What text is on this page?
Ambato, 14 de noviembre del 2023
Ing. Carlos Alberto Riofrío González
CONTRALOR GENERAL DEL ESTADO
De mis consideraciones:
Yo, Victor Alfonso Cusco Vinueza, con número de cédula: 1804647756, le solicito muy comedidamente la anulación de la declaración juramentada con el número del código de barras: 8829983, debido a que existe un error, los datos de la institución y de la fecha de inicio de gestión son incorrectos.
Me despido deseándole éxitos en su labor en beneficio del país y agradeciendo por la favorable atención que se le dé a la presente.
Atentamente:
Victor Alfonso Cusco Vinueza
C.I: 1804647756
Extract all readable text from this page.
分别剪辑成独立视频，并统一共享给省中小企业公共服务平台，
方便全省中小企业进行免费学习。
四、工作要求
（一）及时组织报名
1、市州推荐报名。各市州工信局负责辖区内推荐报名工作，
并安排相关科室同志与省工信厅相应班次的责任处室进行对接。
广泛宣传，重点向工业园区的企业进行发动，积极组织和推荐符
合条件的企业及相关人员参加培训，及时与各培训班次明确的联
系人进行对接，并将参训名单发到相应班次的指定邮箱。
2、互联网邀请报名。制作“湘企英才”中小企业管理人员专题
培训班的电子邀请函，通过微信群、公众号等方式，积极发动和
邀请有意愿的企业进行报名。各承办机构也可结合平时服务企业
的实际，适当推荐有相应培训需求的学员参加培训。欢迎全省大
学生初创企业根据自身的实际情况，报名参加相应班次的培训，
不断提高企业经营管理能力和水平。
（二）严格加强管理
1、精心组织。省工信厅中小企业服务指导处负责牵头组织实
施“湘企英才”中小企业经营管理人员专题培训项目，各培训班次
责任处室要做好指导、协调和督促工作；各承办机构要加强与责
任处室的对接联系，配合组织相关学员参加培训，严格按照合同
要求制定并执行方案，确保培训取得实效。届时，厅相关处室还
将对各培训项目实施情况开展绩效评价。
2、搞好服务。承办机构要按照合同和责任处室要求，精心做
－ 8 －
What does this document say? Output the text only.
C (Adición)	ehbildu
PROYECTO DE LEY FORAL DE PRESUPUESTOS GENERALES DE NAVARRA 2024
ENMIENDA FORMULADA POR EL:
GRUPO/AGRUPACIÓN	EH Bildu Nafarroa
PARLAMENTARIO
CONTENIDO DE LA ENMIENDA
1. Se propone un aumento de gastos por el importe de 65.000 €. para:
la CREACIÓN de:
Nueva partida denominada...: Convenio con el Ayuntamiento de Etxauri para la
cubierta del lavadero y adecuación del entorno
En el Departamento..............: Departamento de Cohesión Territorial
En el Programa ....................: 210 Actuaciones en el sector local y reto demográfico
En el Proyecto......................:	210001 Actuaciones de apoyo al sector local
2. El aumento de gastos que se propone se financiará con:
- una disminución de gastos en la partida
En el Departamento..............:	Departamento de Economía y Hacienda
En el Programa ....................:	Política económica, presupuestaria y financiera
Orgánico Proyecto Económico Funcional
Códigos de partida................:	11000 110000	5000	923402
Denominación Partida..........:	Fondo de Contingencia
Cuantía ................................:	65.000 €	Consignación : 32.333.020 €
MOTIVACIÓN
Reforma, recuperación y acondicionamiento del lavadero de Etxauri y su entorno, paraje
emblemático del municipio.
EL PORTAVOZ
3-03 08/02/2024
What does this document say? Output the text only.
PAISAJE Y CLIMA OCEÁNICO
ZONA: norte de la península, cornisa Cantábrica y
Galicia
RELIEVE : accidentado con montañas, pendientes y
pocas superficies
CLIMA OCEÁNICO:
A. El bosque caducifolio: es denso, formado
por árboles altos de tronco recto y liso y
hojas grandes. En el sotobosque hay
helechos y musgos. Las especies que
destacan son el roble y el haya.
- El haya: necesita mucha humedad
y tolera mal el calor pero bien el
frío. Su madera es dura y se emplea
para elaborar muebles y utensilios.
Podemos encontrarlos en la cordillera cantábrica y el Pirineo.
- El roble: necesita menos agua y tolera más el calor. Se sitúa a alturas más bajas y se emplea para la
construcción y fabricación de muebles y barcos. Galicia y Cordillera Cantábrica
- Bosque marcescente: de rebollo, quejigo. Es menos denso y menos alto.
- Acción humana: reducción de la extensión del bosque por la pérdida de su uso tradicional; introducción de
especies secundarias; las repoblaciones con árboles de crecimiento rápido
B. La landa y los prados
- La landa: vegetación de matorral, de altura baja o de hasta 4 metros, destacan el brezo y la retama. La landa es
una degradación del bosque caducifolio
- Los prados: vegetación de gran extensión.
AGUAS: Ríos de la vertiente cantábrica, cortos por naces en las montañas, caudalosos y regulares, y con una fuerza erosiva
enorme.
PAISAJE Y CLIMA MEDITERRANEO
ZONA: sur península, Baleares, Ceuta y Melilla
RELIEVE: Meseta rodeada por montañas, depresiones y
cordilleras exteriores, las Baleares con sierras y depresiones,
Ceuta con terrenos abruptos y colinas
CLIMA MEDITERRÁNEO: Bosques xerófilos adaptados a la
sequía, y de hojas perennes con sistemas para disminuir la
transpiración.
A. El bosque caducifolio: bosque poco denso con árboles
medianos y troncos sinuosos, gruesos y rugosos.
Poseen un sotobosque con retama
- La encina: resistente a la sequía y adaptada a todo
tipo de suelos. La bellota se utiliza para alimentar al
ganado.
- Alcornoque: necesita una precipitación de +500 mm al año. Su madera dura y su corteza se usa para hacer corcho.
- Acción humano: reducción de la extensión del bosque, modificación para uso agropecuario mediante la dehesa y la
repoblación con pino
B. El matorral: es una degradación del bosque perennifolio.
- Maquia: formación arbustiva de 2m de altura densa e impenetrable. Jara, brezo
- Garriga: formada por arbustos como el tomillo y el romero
_ _ _
*WHAT IS BEING ASKED*.
Write out the full listing, keeping every line exactly as it is.

*ANSWER*.
What text is on this page?
Ambato, 14 de noviembre del 2023
Ing. Carlos Alberto Riofrío González
CONTRALOR GENERAL DEL ESTADO
De mis consideraciones:
Yo, Victor Alfonso Cusco Vinueza, con número de cédula: 1804647756, le solicito muy comedidamente la anulación de la declaración juramentada con el número del código de barras: 8829983, debido a que existe un error, los datos de la institución y de la fecha de inicio de gestión son incorrectos.
Me despido deseándole éxitos en su labor en beneficio del país y agradeciendo por la favorable atención que se le dé a la presente.
Atentamente:
Victor Alfonso Cusco Vinueza
C.I: 1804647756
Extract all readable text from this page.
分别剪辑成独立视频，并统一共享给省中小企业公共服务平台，
方便全省中小企业进行免费学习。
四、工作要求
（一）及时组织报名
1、市州推荐报名。各市州工信局负责辖区内推荐报名工作，
并安排相关科室同志与省工信厅相应班次的责任处室进行对接。
广泛宣传，重点向工业园区的企业进行发动，积极组织和推荐符
合条件的企业及相关人员参加培训，及时与各培训班次明确的联
系人进行对接，并将参训名单发到相应班次的指定邮箱。
2、互联网邀请报名。制作“湘企英才”中小企业管理人员专题
培训班的电子邀请函，通过微信群、公众号等方式，积极发动和
邀请有意愿的企业进行报名。各承办机构也可结合平时服务企业
的实际，适当推荐有相应培训需求的学员参加培训。欢迎全省大
学生初创企业根据自身的实际情况，报名参加相应班次的培训，
不断提高企业经营管理能力和水平。
（二）严格加强管理
1、精心组织。省工信厅中小企业服务指导处负责牵头组织实
施“湘企英才”中小企业经营管理人员专题培训项目，各培训班次
责任处室要做好指导、协调和督促工作；各承办机构要加强与责
任处室的对接联系，配合组织相关学员参加培训，严格按照合同
要求制定并执行方案，确保培训取得实效。届时，厅相关处室还
将对各培训项目实施情况开展绩效评价。
2、搞好服务。承办机构要按照合同和责任处室要求，精心做
－ 8 －
What does this document say? Output the text only.
C (Adición)	ehbildu
PROYECTO DE LEY FORAL DE PRESUPUESTOS GENERALES DE NAVARRA 2024
ENMIENDA FORMULADA POR EL:
GRUPO/AGRUPACIÓN	EH Bildu Nafarroa
PARLAMENTARIO
CONTENIDO DE LA ENMIENDA
1. Se propone un aumento de gastos por el importe de 65.000 €. para:
la CREACIÓN de:
Nueva partida denominada...: Convenio con el Ayuntamiento de Etxauri para la
cubierta del lavadero y adecuación del entorno
En el Departamento..............: Departamento de Cohesión Territorial
En el Programa ....................: 210 Actuaciones en el sector local y reto demográfico
En el Proyecto......................:	210001 Actuaciones de apoyo al sector local
2. El aumento de gastos que se propone se financiará con:
- una disminución de gastos en la partida
En el Departamento..............:	Departamento de Economía y Hacienda
En el Programa ....................:	Política económica, presupuestaria y financiera
Orgánico Proyecto Económico Funcional
Códigos de partida................:	11000 110000	5000	923402
Denominación Partida..........:	Fondo de Contingencia
Cuantía ................................:	65.000 €	Consignación : 32.333.020 €
MOTIVACIÓN
Reforma, recuperación y acondicionamiento del lavadero de Etxauri y su entorno, paraje
emblemático del municipio.
EL PORTAVOZ
3-03 08/02/2024
What does this document say? Output the text only.
PAISAJE Y CLIMA OCEÁNICO
ZONA: norte de la península, cornisa Cantábrica y
Galicia
RELIEVE : accidentado con montañas, pendientes y
pocas superficies
CLIMA OCEÁNICO:
A. El bosque caducifolio: es denso, formado
por árboles altos de tronco recto y liso y
hojas grandes. En el sotobosque hay
helechos y musgos. Las especies que
destacan son el roble y el haya.
- El haya: necesita mucha humedad
y tolera mal el calor pero bien el
frío. Su madera es dura y se emplea
para elaborar muebles y utensilios.
Podemos encontrarlos en la cordillera cantábrica y el Pirineo.
- El roble: necesita menos agua y tolera más el calor. Se sitúa a alturas más bajas y se emplea para la
construcción y fabricación de muebles y barcos. Galicia y Cordillera Cantábrica
- Bosque marcescente: de rebollo, quejigo. Es menos denso y menos alto.
- Acción humana: reducción de la extensión del bosque por la pérdida de su uso tradicional; introducción de
especies secundarias; las repoblaciones con árboles de crecimiento rápido
B. La landa y los prados
- La landa: vegetación de matorral, de altura baja o de hasta 4 metros, destacan el brezo y la retama. La landa es
una degradación del bosque caducifolio
- Los prados: vegetación de gran extensión.
AGUAS: Ríos de la vertiente cantábrica, cortos por naces en las montañas, caudalosos y regulares, y con una fuerza erosiva
enorme.
PAISAJE Y CLIMA MEDITERRANEO
ZONA: sur península, Baleares, Ceuta y Melilla
RELIEVE: Meseta rodeada por montañas, depresiones y
cordilleras exteriores, las Baleares con sierras y depresiones,
Ceuta con terrenos abruptos y colinas
CLIMA MEDITERRÁNEO: Bosques xerófilos adaptados a la
sequía, y de hojas perennes con sistemas para disminuir la
transpiración.
A. El bosque caducifolio: bosque poco denso con árboles
medianos y troncos sinuosos, gruesos y rugosos.
Poseen un sotobosque con retama
- La encina: resistente a la sequía y adaptada a todo
tipo de suelos. La bellota se utiliza para alimentar al
ganado.
- Alcornoque: necesita una precipitación de +500 mm al año. Su madera dura y su corteza se usa para hacer corcho.
- Acción humano: reducción de la extensión del bosque, modificación para uso agropecuario mediante la dehesa y la
repoblación con pino
B. El matorral: es una degradación del bosque perennifolio.
- Maquia: formación arbustiva de 2m de altura densa e impenetrable. Jara, brezo
- Garriga: formada por arbustos como el tomillo y el romero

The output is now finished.